--- start of Material for the task ---

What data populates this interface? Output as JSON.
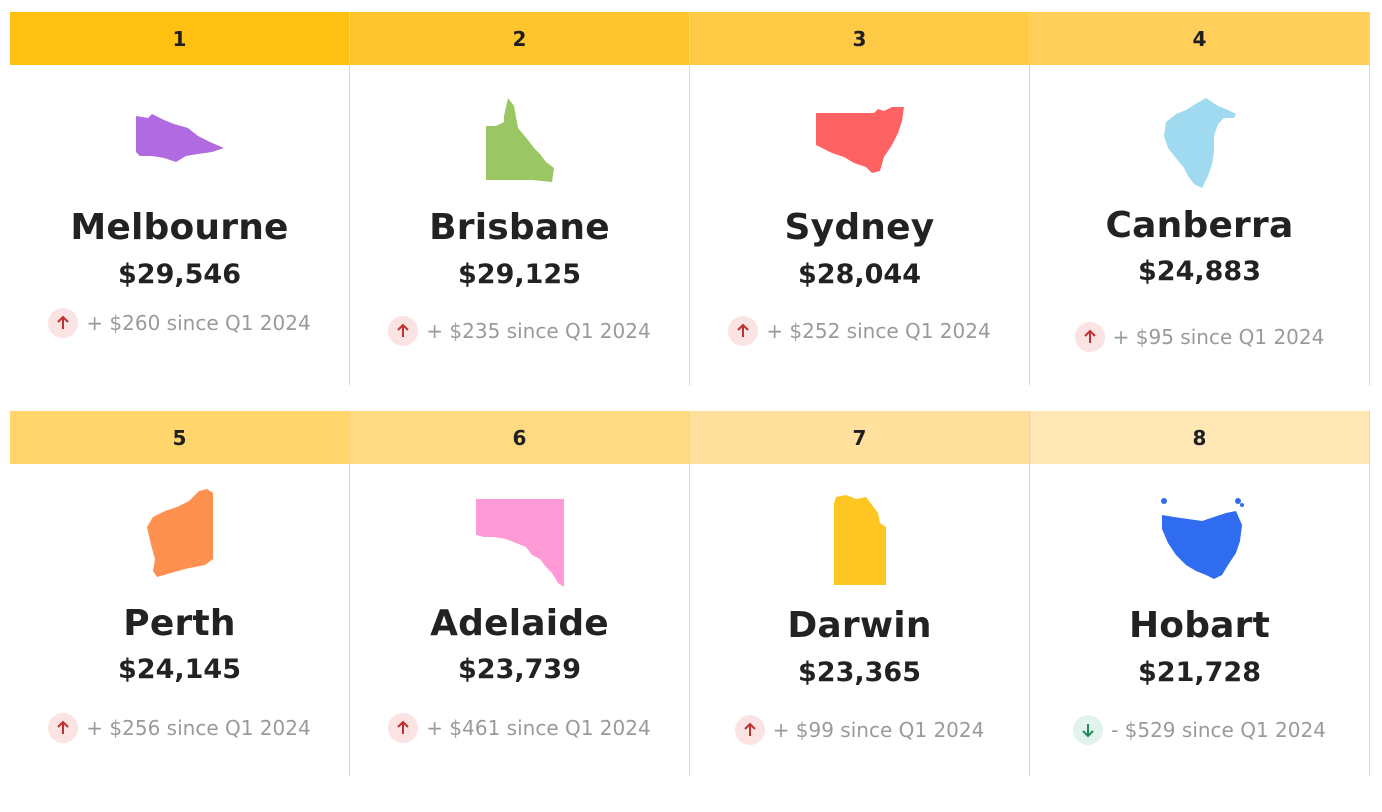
{
  "cards": [
    {
      "rank": "1",
      "city": "Melbourne",
      "price": "$29,546",
      "change": "+ $260 since Q1 2024",
      "direction": "up",
      "header_color": "#ffc012",
      "map_color": "#b06be0",
      "icon": "victoria-map-icon"
    },
    {
      "rank": "2",
      "city": "Brisbane",
      "price": "$29,125",
      "change": "+ $235 since Q1 2024",
      "direction": "up",
      "header_color": "#ffc52d",
      "map_color": "#9ac664",
      "icon": "queensland-map-icon"
    },
    {
      "rank": "3",
      "city": "Sydney",
      "price": "$28,044",
      "change": "+ $252 since Q1 2024",
      "direction": "up",
      "header_color": "#ffca46",
      "map_color": "#ff6262",
      "icon": "new-south-wales-map-icon"
    },
    {
      "rank": "4",
      "city": "Canberra",
      "price": "$24,883",
      "change": "+ $95 since Q1 2024",
      "direction": "up",
      "header_color": "#ffcf5a",
      "map_color": "#9fdaf0",
      "icon": "act-map-icon"
    },
    {
      "rank": "5",
      "city": "Perth",
      "price": "$24,145",
      "change": "+ $256 since Q1 2024",
      "direction": "up",
      "header_color": "#ffd56c",
      "map_color": "#ff9150",
      "icon": "western-australia-map-icon"
    },
    {
      "rank": "6",
      "city": "Adelaide",
      "price": "$23,739",
      "change": "+ $461 since Q1 2024",
      "direction": "up",
      "header_color": "#ffda83",
      "map_color": "#ff9ad7",
      "icon": "south-australia-map-icon"
    },
    {
      "rank": "7",
      "city": "Darwin",
      "price": "$23,365",
      "change": "+ $99 since Q1 2024",
      "direction": "up",
      "header_color": "#ffe09c",
      "map_color": "#ffc623",
      "icon": "northern-territory-map-icon"
    },
    {
      "rank": "8",
      "city": "Hobart",
      "price": "$21,728",
      "change": "- $529 since Q1 2024",
      "direction": "down",
      "header_color": "#ffe7b6",
      "map_color": "#2f6cf0",
      "icon": "tasmania-map-icon"
    }
  ],
  "colors": {
    "up_arrow": "#c0302f",
    "down_arrow": "#1f8a5b"
  }
}
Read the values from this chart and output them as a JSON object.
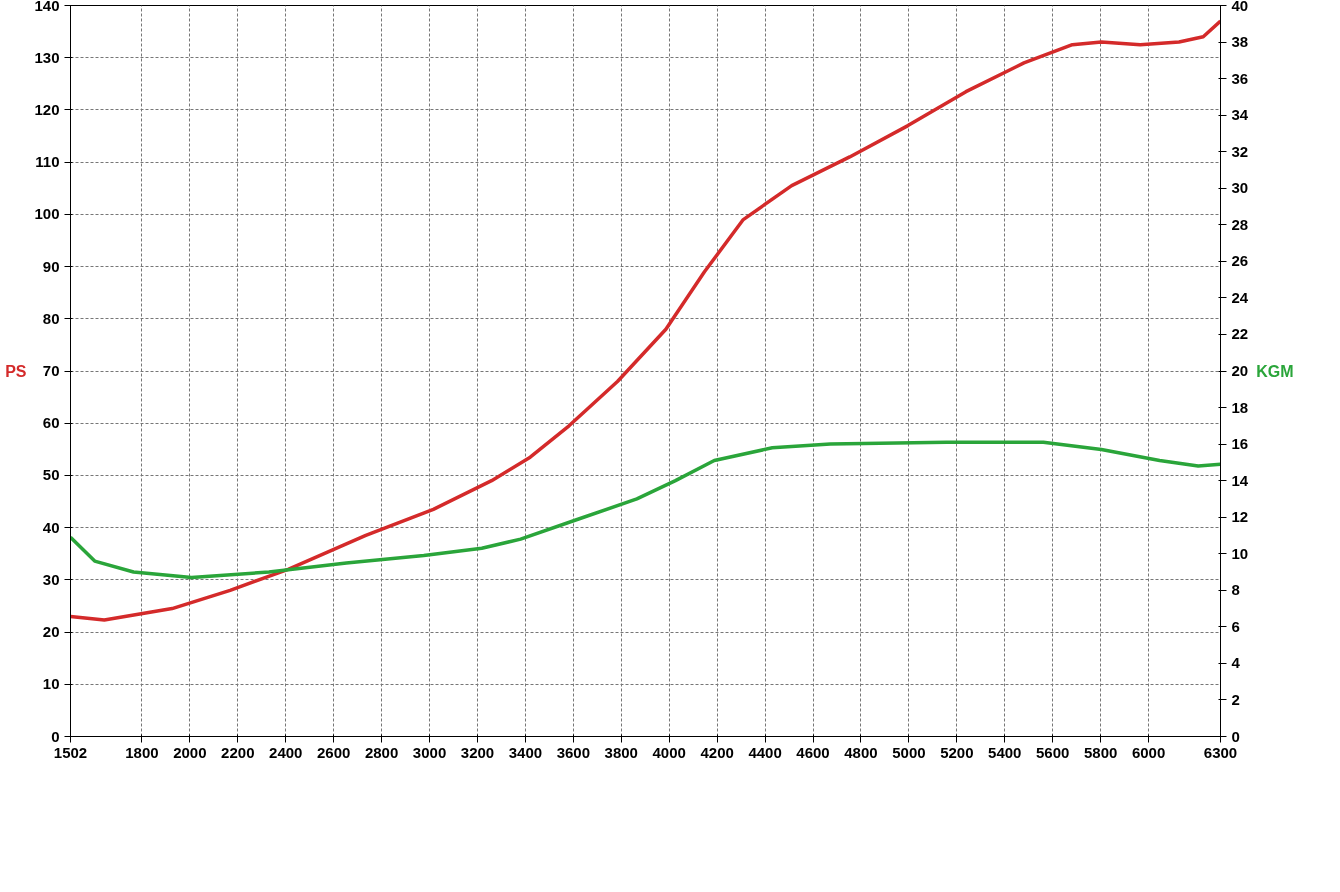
{
  "chart_data": {
    "type": "line",
    "ylabel": "PS",
    "y2label": "KGM",
    "xlim": [
      1502,
      6300
    ],
    "xticks": [
      1502,
      1800,
      2000,
      2200,
      2400,
      2600,
      2800,
      3000,
      3200,
      3400,
      3600,
      3800,
      4000,
      4200,
      4400,
      4600,
      4800,
      5000,
      5200,
      5400,
      5600,
      5800,
      6000,
      6300
    ],
    "ylim": [
      0,
      140
    ],
    "yticks": [
      0,
      10,
      20,
      30,
      40,
      50,
      60,
      70,
      80,
      90,
      100,
      110,
      120,
      130,
      140
    ],
    "y2lim": [
      0,
      40
    ],
    "y2ticks": [
      0,
      2,
      4,
      6,
      8,
      10,
      12,
      14,
      16,
      18,
      20,
      22,
      24,
      26,
      28,
      30,
      32,
      34,
      36,
      38,
      40
    ],
    "grid": true,
    "line_style": "solid",
    "series": [
      {
        "color": "#d42a2a",
        "x": [
          1502,
          1643,
          1926,
          2168,
          2410,
          2734,
          3016,
          3259,
          3420,
          3582,
          3784,
          3986,
          4147,
          4309,
          4511,
          4753,
          4996,
          5238,
          5480,
          5682,
          5803,
          5965,
          6127,
          6228,
          6300
        ],
        "values": [
          23,
          22.3,
          24.5,
          28,
          32,
          38.5,
          43.5,
          49,
          53.5,
          59.5,
          68,
          78,
          89,
          99,
          105.5,
          111,
          117,
          123.5,
          129,
          132.5,
          133,
          132.5,
          133,
          134,
          137
        ]
      },
      {
        "color": "#2aa53a",
        "axis": "y2",
        "x": [
          1502,
          1603,
          1765,
          2007,
          2330,
          2653,
          2976,
          3218,
          3380,
          3622,
          3865,
          4026,
          4188,
          4430,
          4672,
          5157,
          5561,
          5803,
          6046,
          6207,
          6300
        ],
        "values": [
          10.9,
          9.6,
          9.0,
          8.7,
          9.0,
          9.5,
          9.9,
          10.3,
          10.8,
          11.9,
          13.0,
          14.0,
          15.1,
          15.8,
          16.0,
          16.1,
          16.1,
          15.7,
          15.1,
          14.8,
          14.9
        ]
      }
    ]
  }
}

--- end of Material for the task ---

### Task to complete
Nothing in the entries should change as you copy them, except that the pictures are left out.

### Task answer
What data populates this interface? Output as JSON.
{
  "cards": [
    {
      "rank": "1",
      "city": "Melbourne",
      "price": "$29,546",
      "change": "+ $260 since Q1 2024",
      "direction": "up",
      "header_color": "#ffc012",
      "map_color": "#b06be0",
      "icon": "victoria-map-icon"
    },
    {
      "rank": "2",
      "city": "Brisbane",
      "price": "$29,125",
      "change": "+ $235 since Q1 2024",
      "direction": "up",
      "header_color": "#ffc52d",
      "map_color": "#9ac664",
      "icon": "queensland-map-icon"
    },
    {
      "rank": "3",
      "city": "Sydney",
      "price": "$28,044",
      "change": "+ $252 since Q1 2024",
      "direction": "up",
      "header_color": "#ffca46",
      "map_color": "#ff6262",
      "icon": "new-south-wales-map-icon"
    },
    {
      "rank": "4",
      "city": "Canberra",
      "price": "$24,883",
      "change": "+ $95 since Q1 2024",
      "direction": "up",
      "header_color": "#ffcf5a",
      "map_color": "#9fdaf0",
      "icon": "act-map-icon"
    },
    {
      "rank": "5",
      "city": "Perth",
      "price": "$24,145",
      "change": "+ $256 since Q1 2024",
      "direction": "up",
      "header_color": "#ffd56c",
      "map_color": "#ff9150",
      "icon": "western-australia-map-icon"
    },
    {
      "rank": "6",
      "city": "Adelaide",
      "price": "$23,739",
      "change": "+ $461 since Q1 2024",
      "direction": "up",
      "header_color": "#ffda83",
      "map_color": "#ff9ad7",
      "icon": "south-australia-map-icon"
    },
    {
      "rank": "7",
      "city": "Darwin",
      "price": "$23,365",
      "change": "+ $99 since Q1 2024",
      "direction": "up",
      "header_color": "#ffe09c",
      "map_color": "#ffc623",
      "icon": "northern-territory-map-icon"
    },
    {
      "rank": "8",
      "city": "Hobart",
      "price": "$21,728",
      "change": "- $529 since Q1 2024",
      "direction": "down",
      "header_color": "#ffe7b6",
      "map_color": "#2f6cf0",
      "icon": "tasmania-map-icon"
    }
  ],
  "colors": {
    "up_arrow": "#c0302f",
    "down_arrow": "#1f8a5b"
  }
}
Read the values from this chart and output them as a JSON object.
{
  "chart_data": {
    "type": "line",
    "ylabel": "PS",
    "y2label": "KGM",
    "xlim": [
      1502,
      6300
    ],
    "xticks": [
      1502,
      1800,
      2000,
      2200,
      2400,
      2600,
      2800,
      3000,
      3200,
      3400,
      3600,
      3800,
      4000,
      4200,
      4400,
      4600,
      4800,
      5000,
      5200,
      5400,
      5600,
      5800,
      6000,
      6300
    ],
    "ylim": [
      0,
      140
    ],
    "yticks": [
      0,
      10,
      20,
      30,
      40,
      50,
      60,
      70,
      80,
      90,
      100,
      110,
      120,
      130,
      140
    ],
    "y2lim": [
      0,
      40
    ],
    "y2ticks": [
      0,
      2,
      4,
      6,
      8,
      10,
      12,
      14,
      16,
      18,
      20,
      22,
      24,
      26,
      28,
      30,
      32,
      34,
      36,
      38,
      40
    ],
    "grid": true,
    "line_style": "solid",
    "series": [
      {
        "color": "#d42a2a",
        "x": [
          1502,
          1643,
          1926,
          2168,
          2410,
          2734,
          3016,
          3259,
          3420,
          3582,
          3784,
          3986,
          4147,
          4309,
          4511,
          4753,
          4996,
          5238,
          5480,
          5682,
          5803,
          5965,
          6127,
          6228,
          6300
        ],
        "values": [
          23,
          22.3,
          24.5,
          28,
          32,
          38.5,
          43.5,
          49,
          53.5,
          59.5,
          68,
          78,
          89,
          99,
          105.5,
          111,
          117,
          123.5,
          129,
          132.5,
          133,
          132.5,
          133,
          134,
          137
        ]
      },
      {
        "color": "#2aa53a",
        "axis": "y2",
        "x": [
          1502,
          1603,
          1765,
          2007,
          2330,
          2653,
          2976,
          3218,
          3380,
          3622,
          3865,
          4026,
          4188,
          4430,
          4672,
          5157,
          5561,
          5803,
          6046,
          6207,
          6300
        ],
        "values": [
          10.9,
          9.6,
          9.0,
          8.7,
          9.0,
          9.5,
          9.9,
          10.3,
          10.8,
          11.9,
          13.0,
          14.0,
          15.1,
          15.8,
          16.0,
          16.1,
          16.1,
          15.7,
          15.1,
          14.8,
          14.9
        ]
      }
    ]
  }
}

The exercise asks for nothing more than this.